## WHAT THIS TASK INVOLVES
Copy out all the data, word for word.

-- DATA FOR THIS TASK start --

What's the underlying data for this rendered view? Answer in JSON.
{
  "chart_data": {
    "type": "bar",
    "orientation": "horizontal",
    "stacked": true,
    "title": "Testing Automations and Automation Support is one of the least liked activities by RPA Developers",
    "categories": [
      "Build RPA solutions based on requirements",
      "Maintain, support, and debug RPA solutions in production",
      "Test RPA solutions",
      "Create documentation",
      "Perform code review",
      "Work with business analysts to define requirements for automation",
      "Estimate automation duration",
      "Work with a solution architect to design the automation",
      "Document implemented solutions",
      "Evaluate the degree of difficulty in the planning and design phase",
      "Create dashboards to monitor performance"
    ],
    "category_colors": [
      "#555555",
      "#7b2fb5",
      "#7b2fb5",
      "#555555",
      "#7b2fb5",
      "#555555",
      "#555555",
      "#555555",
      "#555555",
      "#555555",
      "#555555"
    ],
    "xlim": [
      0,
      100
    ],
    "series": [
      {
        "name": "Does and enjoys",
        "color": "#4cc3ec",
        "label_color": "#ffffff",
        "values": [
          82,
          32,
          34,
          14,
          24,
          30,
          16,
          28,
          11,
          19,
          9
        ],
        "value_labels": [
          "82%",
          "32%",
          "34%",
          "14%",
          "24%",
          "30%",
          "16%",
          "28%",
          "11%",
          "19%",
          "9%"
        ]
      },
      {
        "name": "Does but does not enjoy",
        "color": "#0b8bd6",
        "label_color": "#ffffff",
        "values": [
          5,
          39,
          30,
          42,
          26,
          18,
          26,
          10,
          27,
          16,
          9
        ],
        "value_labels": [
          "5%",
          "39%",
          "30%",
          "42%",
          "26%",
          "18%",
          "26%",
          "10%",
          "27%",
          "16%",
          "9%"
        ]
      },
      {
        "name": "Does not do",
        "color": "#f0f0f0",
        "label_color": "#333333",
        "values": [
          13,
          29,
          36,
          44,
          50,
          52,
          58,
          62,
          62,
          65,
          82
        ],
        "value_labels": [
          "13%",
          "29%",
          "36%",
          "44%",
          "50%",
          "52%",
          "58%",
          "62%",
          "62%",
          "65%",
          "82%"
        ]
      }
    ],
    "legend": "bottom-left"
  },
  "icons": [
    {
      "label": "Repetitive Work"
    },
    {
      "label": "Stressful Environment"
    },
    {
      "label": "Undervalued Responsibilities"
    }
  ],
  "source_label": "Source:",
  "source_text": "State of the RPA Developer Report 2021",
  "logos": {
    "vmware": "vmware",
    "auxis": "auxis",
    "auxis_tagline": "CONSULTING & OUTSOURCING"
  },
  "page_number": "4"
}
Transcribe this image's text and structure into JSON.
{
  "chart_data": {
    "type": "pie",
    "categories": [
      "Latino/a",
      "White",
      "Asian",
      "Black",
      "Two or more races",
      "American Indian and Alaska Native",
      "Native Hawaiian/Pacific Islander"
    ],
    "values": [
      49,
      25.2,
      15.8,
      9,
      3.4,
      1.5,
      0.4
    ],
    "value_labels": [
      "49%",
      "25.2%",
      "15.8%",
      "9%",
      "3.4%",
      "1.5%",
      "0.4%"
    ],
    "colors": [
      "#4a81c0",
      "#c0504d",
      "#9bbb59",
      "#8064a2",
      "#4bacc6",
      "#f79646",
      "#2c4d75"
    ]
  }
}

-- DATA FOR THIS TASK end --

## RIGHT ANSWER
What's the underlying data for this rendered view? Answer in JSON.
{
  "chart_data": {
    "type": "bar",
    "orientation": "horizontal",
    "stacked": true,
    "title": "Testing Automations and Automation Support is one of the least liked activities by RPA Developers",
    "categories": [
      "Build RPA solutions based on requirements",
      "Maintain, support, and debug RPA solutions in production",
      "Test RPA solutions",
      "Create documentation",
      "Perform code review",
      "Work with business analysts to define requirements for automation",
      "Estimate automation duration",
      "Work with a solution architect to design the automation",
      "Document implemented solutions",
      "Evaluate the degree of difficulty in the planning and design phase",
      "Create dashboards to monitor performance"
    ],
    "category_colors": [
      "#555555",
      "#7b2fb5",
      "#7b2fb5",
      "#555555",
      "#7b2fb5",
      "#555555",
      "#555555",
      "#555555",
      "#555555",
      "#555555",
      "#555555"
    ],
    "xlim": [
      0,
      100
    ],
    "series": [
      {
        "name": "Does and enjoys",
        "color": "#4cc3ec",
        "label_color": "#ffffff",
        "values": [
          82,
          32,
          34,
          14,
          24,
          30,
          16,
          28,
          11,
          19,
          9
        ],
        "value_labels": [
          "82%",
          "32%",
          "34%",
          "14%",
          "24%",
          "30%",
          "16%",
          "28%",
          "11%",
          "19%",
          "9%"
        ]
      },
      {
        "name": "Does but does not enjoy",
        "color": "#0b8bd6",
        "label_color": "#ffffff",
        "values": [
          5,
          39,
          30,
          42,
          26,
          18,
          26,
          10,
          27,
          16,
          9
        ],
        "value_labels": [
          "5%",
          "39%",
          "30%",
          "42%",
          "26%",
          "18%",
          "26%",
          "10%",
          "27%",
          "16%",
          "9%"
        ]
      },
      {
        "name": "Does not do",
        "color": "#f0f0f0",
        "label_color": "#333333",
        "values": [
          13,
          29,
          36,
          44,
          50,
          52,
          58,
          62,
          62,
          65,
          82
        ],
        "value_labels": [
          "13%",
          "29%",
          "36%",
          "44%",
          "50%",
          "52%",
          "58%",
          "62%",
          "62%",
          "65%",
          "82%"
        ]
      }
    ],
    "legend": "bottom-left"
  },
  "icons": [
    {
      "label": "Repetitive Work"
    },
    {
      "label": "Stressful Environment"
    },
    {
      "label": "Undervalued Responsibilities"
    }
  ],
  "source_label": "Source:",
  "source_text": "State of the RPA Developer Report 2021",
  "logos": {
    "vmware": "vmware",
    "auxis": "auxis",
    "auxis_tagline": "CONSULTING & OUTSOURCING"
  },
  "page_number": "4"
}
Transcribe this image's text and structure into JSON.
{
  "chart_data": {
    "type": "pie",
    "categories": [
      "Latino/a",
      "White",
      "Asian",
      "Black",
      "Two or more races",
      "American Indian and Alaska Native",
      "Native Hawaiian/Pacific Islander"
    ],
    "values": [
      49,
      25.2,
      15.8,
      9,
      3.4,
      1.5,
      0.4
    ],
    "value_labels": [
      "49%",
      "25.2%",
      "15.8%",
      "9%",
      "3.4%",
      "1.5%",
      "0.4%"
    ],
    "colors": [
      "#4a81c0",
      "#c0504d",
      "#9bbb59",
      "#8064a2",
      "#4bacc6",
      "#f79646",
      "#2c4d75"
    ]
  }
}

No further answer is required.